»»
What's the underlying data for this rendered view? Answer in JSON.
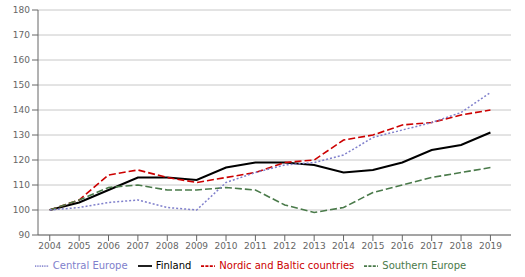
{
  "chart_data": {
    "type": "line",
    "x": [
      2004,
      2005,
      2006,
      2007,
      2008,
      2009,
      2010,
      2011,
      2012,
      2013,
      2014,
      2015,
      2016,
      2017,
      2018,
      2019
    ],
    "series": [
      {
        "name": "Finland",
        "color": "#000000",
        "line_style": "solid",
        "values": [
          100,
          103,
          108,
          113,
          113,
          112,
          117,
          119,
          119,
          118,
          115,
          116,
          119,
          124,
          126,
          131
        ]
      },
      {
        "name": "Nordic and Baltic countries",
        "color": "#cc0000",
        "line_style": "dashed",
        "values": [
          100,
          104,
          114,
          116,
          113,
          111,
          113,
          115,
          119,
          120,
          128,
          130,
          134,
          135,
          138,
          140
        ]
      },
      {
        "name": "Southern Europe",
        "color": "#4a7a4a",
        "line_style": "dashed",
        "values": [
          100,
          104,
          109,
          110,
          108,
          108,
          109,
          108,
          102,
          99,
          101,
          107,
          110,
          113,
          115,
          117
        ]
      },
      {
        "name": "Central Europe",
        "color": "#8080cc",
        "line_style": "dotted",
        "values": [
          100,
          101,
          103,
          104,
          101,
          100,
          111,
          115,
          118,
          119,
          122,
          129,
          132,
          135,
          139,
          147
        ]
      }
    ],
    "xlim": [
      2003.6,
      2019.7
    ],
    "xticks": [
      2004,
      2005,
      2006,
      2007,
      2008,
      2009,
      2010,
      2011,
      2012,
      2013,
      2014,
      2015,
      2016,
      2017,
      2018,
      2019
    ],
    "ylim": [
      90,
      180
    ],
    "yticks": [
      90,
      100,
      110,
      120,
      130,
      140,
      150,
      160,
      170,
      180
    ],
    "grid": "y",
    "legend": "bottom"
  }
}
««
»»
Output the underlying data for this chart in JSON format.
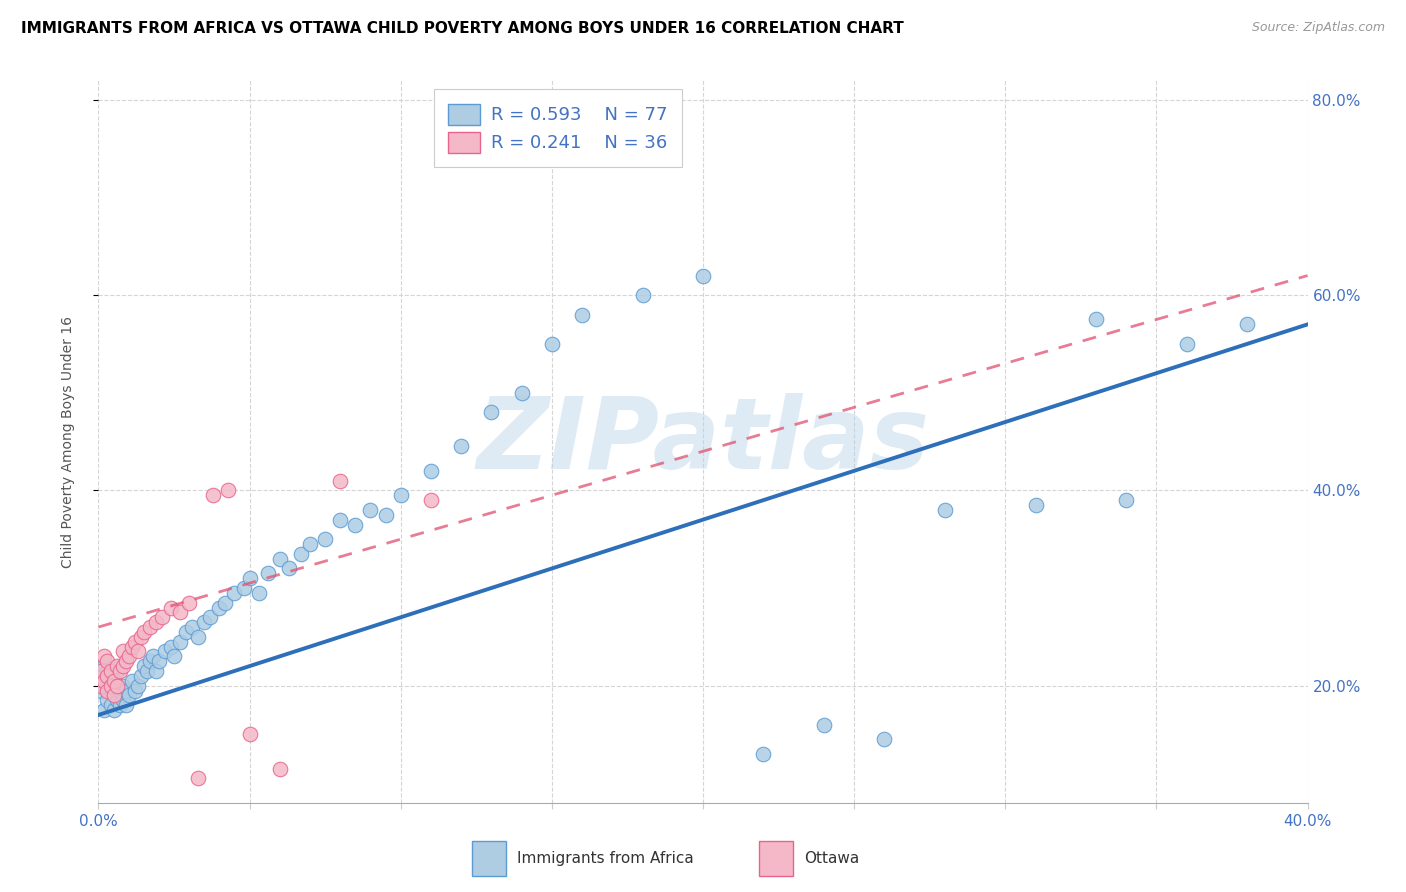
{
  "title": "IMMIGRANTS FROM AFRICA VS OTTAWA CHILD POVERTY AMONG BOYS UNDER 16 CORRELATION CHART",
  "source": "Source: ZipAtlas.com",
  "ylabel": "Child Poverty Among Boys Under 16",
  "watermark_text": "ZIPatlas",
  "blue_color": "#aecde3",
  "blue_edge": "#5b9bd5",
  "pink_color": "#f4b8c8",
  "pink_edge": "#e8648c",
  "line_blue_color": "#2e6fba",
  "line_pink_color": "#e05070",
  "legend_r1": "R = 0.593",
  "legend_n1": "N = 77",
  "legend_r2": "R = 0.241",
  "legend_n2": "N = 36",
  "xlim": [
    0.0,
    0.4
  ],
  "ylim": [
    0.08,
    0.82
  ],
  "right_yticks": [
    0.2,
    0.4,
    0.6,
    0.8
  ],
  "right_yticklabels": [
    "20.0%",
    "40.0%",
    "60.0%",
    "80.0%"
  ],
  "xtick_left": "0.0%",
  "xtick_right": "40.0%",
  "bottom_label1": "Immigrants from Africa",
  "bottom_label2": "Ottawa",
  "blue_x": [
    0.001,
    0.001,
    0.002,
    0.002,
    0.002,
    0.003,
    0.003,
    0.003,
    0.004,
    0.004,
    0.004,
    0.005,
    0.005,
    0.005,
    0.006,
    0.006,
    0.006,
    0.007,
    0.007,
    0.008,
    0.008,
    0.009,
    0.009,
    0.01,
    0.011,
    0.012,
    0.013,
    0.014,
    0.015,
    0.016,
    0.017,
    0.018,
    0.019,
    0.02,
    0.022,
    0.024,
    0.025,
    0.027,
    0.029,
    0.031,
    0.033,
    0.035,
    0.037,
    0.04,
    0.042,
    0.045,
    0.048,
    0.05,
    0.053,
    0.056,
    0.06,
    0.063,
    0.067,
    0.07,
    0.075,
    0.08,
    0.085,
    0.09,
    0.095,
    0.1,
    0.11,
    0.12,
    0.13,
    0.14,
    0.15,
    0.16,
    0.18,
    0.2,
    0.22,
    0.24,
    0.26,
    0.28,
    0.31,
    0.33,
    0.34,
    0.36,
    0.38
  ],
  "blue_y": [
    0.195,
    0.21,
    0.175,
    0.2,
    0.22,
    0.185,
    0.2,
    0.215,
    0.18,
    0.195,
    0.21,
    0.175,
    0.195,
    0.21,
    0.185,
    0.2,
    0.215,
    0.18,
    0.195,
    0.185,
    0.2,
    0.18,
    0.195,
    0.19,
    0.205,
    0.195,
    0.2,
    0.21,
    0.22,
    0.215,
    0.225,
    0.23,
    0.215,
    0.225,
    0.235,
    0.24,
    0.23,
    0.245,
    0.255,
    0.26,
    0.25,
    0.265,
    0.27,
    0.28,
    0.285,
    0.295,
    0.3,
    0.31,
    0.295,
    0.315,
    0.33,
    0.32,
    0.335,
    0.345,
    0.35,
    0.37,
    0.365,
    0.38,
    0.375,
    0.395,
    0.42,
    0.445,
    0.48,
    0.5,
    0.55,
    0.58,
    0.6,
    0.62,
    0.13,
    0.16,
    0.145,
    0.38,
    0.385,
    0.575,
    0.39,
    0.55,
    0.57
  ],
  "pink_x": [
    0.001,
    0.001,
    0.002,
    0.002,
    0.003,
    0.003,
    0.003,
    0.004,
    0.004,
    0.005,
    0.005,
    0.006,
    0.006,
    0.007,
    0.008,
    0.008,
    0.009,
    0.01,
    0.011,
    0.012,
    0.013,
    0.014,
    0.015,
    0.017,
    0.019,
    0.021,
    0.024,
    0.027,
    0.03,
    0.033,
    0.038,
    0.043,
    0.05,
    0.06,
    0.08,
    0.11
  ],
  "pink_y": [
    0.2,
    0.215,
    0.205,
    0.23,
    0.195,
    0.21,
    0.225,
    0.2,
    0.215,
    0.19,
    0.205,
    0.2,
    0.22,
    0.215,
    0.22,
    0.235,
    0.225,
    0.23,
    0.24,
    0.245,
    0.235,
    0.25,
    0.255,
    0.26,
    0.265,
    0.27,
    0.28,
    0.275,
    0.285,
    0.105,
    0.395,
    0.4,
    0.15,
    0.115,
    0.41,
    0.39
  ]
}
««
»»
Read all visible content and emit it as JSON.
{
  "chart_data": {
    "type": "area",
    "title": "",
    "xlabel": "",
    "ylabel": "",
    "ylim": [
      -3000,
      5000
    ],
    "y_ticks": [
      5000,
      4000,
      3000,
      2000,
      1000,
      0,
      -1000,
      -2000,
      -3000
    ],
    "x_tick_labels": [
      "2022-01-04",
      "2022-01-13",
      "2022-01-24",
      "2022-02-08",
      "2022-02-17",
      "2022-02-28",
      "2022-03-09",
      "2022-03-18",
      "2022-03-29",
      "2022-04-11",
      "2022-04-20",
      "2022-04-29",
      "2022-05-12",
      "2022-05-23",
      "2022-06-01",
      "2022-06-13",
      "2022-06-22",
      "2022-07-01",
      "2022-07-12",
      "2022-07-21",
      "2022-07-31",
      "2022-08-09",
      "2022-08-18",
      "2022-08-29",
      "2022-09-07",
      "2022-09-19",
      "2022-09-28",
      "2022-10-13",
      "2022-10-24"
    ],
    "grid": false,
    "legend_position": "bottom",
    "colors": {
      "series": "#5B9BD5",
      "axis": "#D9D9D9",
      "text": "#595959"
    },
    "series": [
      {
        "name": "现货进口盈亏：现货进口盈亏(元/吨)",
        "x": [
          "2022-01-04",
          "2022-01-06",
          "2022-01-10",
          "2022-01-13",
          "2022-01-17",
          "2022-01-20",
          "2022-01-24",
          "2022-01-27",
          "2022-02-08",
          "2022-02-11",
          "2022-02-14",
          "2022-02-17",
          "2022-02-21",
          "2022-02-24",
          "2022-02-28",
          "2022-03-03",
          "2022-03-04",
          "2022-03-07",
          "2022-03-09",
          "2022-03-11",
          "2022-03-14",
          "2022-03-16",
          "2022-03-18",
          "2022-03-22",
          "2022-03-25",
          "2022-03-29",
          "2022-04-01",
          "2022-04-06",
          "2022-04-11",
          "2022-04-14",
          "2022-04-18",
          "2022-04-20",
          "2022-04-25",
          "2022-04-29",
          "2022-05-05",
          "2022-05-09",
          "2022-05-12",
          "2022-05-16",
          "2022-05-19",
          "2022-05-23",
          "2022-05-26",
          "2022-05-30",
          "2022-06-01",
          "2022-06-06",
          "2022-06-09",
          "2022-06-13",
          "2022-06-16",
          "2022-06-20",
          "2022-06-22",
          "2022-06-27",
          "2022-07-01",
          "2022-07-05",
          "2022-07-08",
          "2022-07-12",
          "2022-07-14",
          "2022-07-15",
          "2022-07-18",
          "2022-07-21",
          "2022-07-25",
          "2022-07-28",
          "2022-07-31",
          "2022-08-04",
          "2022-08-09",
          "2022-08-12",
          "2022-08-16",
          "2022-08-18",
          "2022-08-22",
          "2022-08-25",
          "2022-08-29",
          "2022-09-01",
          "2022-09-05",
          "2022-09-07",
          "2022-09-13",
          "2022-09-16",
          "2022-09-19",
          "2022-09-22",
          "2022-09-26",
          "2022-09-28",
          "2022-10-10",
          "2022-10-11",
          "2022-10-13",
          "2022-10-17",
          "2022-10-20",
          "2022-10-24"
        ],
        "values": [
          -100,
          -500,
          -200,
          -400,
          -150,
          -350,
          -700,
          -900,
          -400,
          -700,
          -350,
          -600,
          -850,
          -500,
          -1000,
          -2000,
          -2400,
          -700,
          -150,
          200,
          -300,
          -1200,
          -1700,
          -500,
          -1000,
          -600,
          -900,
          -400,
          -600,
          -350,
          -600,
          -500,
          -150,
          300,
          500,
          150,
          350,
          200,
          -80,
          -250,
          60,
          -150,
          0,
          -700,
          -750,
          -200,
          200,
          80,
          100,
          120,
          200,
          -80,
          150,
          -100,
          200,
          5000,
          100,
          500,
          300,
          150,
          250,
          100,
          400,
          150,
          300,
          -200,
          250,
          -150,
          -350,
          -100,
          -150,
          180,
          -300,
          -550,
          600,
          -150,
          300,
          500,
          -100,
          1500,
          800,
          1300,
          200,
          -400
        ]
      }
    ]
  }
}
««
Set task
Report how many lines in the listing include the word "Europe". Give nothing but the count.

Answer to the exercise
2